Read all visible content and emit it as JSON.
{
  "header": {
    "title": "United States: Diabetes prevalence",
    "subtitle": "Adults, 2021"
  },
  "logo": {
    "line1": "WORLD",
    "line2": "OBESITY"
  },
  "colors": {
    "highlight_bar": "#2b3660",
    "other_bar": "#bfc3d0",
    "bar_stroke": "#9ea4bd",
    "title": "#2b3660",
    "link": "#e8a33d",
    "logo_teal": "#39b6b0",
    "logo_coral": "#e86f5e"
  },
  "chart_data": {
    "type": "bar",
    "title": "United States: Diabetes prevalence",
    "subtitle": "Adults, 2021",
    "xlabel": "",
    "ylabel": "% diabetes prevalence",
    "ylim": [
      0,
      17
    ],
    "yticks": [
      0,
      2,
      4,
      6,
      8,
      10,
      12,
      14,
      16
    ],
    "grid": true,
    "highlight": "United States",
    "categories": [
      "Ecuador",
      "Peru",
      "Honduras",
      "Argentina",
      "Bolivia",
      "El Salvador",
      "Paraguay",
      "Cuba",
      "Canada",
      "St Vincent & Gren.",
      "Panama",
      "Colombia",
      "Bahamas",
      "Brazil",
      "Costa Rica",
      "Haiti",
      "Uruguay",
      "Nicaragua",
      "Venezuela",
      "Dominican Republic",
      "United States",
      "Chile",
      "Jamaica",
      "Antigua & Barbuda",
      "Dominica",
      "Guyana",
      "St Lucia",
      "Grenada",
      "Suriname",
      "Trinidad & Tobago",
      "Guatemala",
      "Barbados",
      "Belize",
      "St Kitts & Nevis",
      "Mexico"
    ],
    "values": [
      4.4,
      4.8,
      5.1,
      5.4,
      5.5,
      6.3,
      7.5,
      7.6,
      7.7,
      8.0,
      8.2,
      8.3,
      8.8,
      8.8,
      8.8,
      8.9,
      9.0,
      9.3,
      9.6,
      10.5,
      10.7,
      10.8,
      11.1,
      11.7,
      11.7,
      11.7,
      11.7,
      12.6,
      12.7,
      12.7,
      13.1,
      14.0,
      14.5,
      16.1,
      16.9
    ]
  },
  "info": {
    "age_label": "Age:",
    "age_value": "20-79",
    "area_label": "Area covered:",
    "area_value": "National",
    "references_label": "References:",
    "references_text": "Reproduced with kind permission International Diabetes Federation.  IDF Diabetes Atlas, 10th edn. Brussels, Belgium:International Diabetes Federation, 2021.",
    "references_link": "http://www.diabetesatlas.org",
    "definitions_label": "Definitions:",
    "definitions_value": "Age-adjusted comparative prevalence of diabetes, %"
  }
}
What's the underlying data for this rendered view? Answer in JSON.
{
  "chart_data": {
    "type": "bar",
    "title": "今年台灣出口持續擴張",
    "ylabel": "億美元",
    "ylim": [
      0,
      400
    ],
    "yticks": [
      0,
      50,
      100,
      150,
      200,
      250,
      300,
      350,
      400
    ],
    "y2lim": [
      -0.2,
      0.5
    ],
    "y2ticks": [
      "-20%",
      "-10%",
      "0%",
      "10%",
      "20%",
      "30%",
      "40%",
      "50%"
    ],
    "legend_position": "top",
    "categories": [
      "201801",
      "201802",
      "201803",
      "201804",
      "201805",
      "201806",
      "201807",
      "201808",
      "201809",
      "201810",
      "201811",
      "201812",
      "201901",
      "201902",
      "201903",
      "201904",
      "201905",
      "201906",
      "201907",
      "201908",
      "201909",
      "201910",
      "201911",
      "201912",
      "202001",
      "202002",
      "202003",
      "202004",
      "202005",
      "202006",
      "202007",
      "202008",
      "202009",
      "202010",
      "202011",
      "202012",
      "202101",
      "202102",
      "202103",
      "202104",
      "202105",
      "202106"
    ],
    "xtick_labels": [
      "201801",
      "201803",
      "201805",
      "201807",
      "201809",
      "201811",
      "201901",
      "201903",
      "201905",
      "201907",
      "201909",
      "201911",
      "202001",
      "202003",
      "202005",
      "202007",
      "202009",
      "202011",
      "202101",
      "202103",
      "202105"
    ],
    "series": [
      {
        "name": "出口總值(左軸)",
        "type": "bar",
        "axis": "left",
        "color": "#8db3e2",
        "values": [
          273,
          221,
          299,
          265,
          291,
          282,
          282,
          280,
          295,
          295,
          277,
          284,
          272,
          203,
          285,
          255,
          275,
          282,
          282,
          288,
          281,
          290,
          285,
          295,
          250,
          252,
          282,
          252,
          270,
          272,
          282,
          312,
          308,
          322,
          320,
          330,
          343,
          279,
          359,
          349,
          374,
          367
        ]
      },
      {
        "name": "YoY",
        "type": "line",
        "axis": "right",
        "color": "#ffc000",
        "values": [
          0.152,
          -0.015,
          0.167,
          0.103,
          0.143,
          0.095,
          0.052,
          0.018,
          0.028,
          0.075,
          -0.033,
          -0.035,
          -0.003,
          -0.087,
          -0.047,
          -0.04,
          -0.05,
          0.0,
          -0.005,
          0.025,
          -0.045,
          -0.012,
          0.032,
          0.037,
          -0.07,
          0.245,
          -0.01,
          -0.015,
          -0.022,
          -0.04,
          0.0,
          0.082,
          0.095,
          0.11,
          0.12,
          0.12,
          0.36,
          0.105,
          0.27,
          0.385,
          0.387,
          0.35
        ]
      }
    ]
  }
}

++++++++

- **REQUIRED TASK**: Transcribe all the entries, keeping each one exactly as it is.

- **COMPLETED EXERCISE**:
Read all visible content and emit it as JSON.
{
  "header": {
    "title": "United States: Diabetes prevalence",
    "subtitle": "Adults, 2021"
  },
  "logo": {
    "line1": "WORLD",
    "line2": "OBESITY"
  },
  "colors": {
    "highlight_bar": "#2b3660",
    "other_bar": "#bfc3d0",
    "bar_stroke": "#9ea4bd",
    "title": "#2b3660",
    "link": "#e8a33d",
    "logo_teal": "#39b6b0",
    "logo_coral": "#e86f5e"
  },
  "chart_data": {
    "type": "bar",
    "title": "United States: Diabetes prevalence",
    "subtitle": "Adults, 2021",
    "xlabel": "",
    "ylabel": "% diabetes prevalence",
    "ylim": [
      0,
      17
    ],
    "yticks": [
      0,
      2,
      4,
      6,
      8,
      10,
      12,
      14,
      16
    ],
    "grid": true,
    "highlight": "United States",
    "categories": [
      "Ecuador",
      "Peru",
      "Honduras",
      "Argentina",
      "Bolivia",
      "El Salvador",
      "Paraguay",
      "Cuba",
      "Canada",
      "St Vincent & Gren.",
      "Panama",
      "Colombia",
      "Bahamas",
      "Brazil",
      "Costa Rica",
      "Haiti",
      "Uruguay",
      "Nicaragua",
      "Venezuela",
      "Dominican Republic",
      "United States",
      "Chile",
      "Jamaica",
      "Antigua & Barbuda",
      "Dominica",
      "Guyana",
      "St Lucia",
      "Grenada",
      "Suriname",
      "Trinidad & Tobago",
      "Guatemala",
      "Barbados",
      "Belize",
      "St Kitts & Nevis",
      "Mexico"
    ],
    "values": [
      4.4,
      4.8,
      5.1,
      5.4,
      5.5,
      6.3,
      7.5,
      7.6,
      7.7,
      8.0,
      8.2,
      8.3,
      8.8,
      8.8,
      8.8,
      8.9,
      9.0,
      9.3,
      9.6,
      10.5,
      10.7,
      10.8,
      11.1,
      11.7,
      11.7,
      11.7,
      11.7,
      12.6,
      12.7,
      12.7,
      13.1,
      14.0,
      14.5,
      16.1,
      16.9
    ]
  },
  "info": {
    "age_label": "Age:",
    "age_value": "20-79",
    "area_label": "Area covered:",
    "area_value": "National",
    "references_label": "References:",
    "references_text": "Reproduced with kind permission International Diabetes Federation.  IDF Diabetes Atlas, 10th edn. Brussels, Belgium:International Diabetes Federation, 2021.",
    "references_link": "http://www.diabetesatlas.org",
    "definitions_label": "Definitions:",
    "definitions_value": "Age-adjusted comparative prevalence of diabetes, %"
  }
}
What's the underlying data for this rendered view? Answer in JSON.
{
  "chart_data": {
    "type": "bar",
    "title": "今年台灣出口持續擴張",
    "ylabel": "億美元",
    "ylim": [
      0,
      400
    ],
    "yticks": [
      0,
      50,
      100,
      150,
      200,
      250,
      300,
      350,
      400
    ],
    "y2lim": [
      -0.2,
      0.5
    ],
    "y2ticks": [
      "-20%",
      "-10%",
      "0%",
      "10%",
      "20%",
      "30%",
      "40%",
      "50%"
    ],
    "legend_position": "top",
    "categories": [
      "201801",
      "201802",
      "201803",
      "201804",
      "201805",
      "201806",
      "201807",
      "201808",
      "201809",
      "201810",
      "201811",
      "201812",
      "201901",
      "201902",
      "201903",
      "201904",
      "201905",
      "201906",
      "201907",
      "201908",
      "201909",
      "201910",
      "201911",
      "201912",
      "202001",
      "202002",
      "202003",
      "202004",
      "202005",
      "202006",
      "202007",
      "202008",
      "202009",
      "202010",
      "202011",
      "202012",
      "202101",
      "202102",
      "202103",
      "202104",
      "202105",
      "202106"
    ],
    "xtick_labels": [
      "201801",
      "201803",
      "201805",
      "201807",
      "201809",
      "201811",
      "201901",
      "201903",
      "201905",
      "201907",
      "201909",
      "201911",
      "202001",
      "202003",
      "202005",
      "202007",
      "202009",
      "202011",
      "202101",
      "202103",
      "202105"
    ],
    "series": [
      {
        "name": "出口總值(左軸)",
        "type": "bar",
        "axis": "left",
        "color": "#8db3e2",
        "values": [
          273,
          221,
          299,
          265,
          291,
          282,
          282,
          280,
          295,
          295,
          277,
          284,
          272,
          203,
          285,
          255,
          275,
          282,
          282,
          288,
          281,
          290,
          285,
          295,
          250,
          252,
          282,
          252,
          270,
          272,
          282,
          312,
          308,
          322,
          320,
          330,
          343,
          279,
          359,
          349,
          374,
          367
        ]
      },
      {
        "name": "YoY",
        "type": "line",
        "axis": "right",
        "color": "#ffc000",
        "values": [
          0.152,
          -0.015,
          0.167,
          0.103,
          0.143,
          0.095,
          0.052,
          0.018,
          0.028,
          0.075,
          -0.033,
          -0.035,
          -0.003,
          -0.087,
          -0.047,
          -0.04,
          -0.05,
          0.0,
          -0.005,
          0.025,
          -0.045,
          -0.012,
          0.032,
          0.037,
          -0.07,
          0.245,
          -0.01,
          -0.015,
          -0.022,
          -0.04,
          0.0,
          0.082,
          0.095,
          0.11,
          0.12,
          0.12,
          0.36,
          0.105,
          0.27,
          0.385,
          0.387,
          0.35
        ]
      }
    ]
  }
}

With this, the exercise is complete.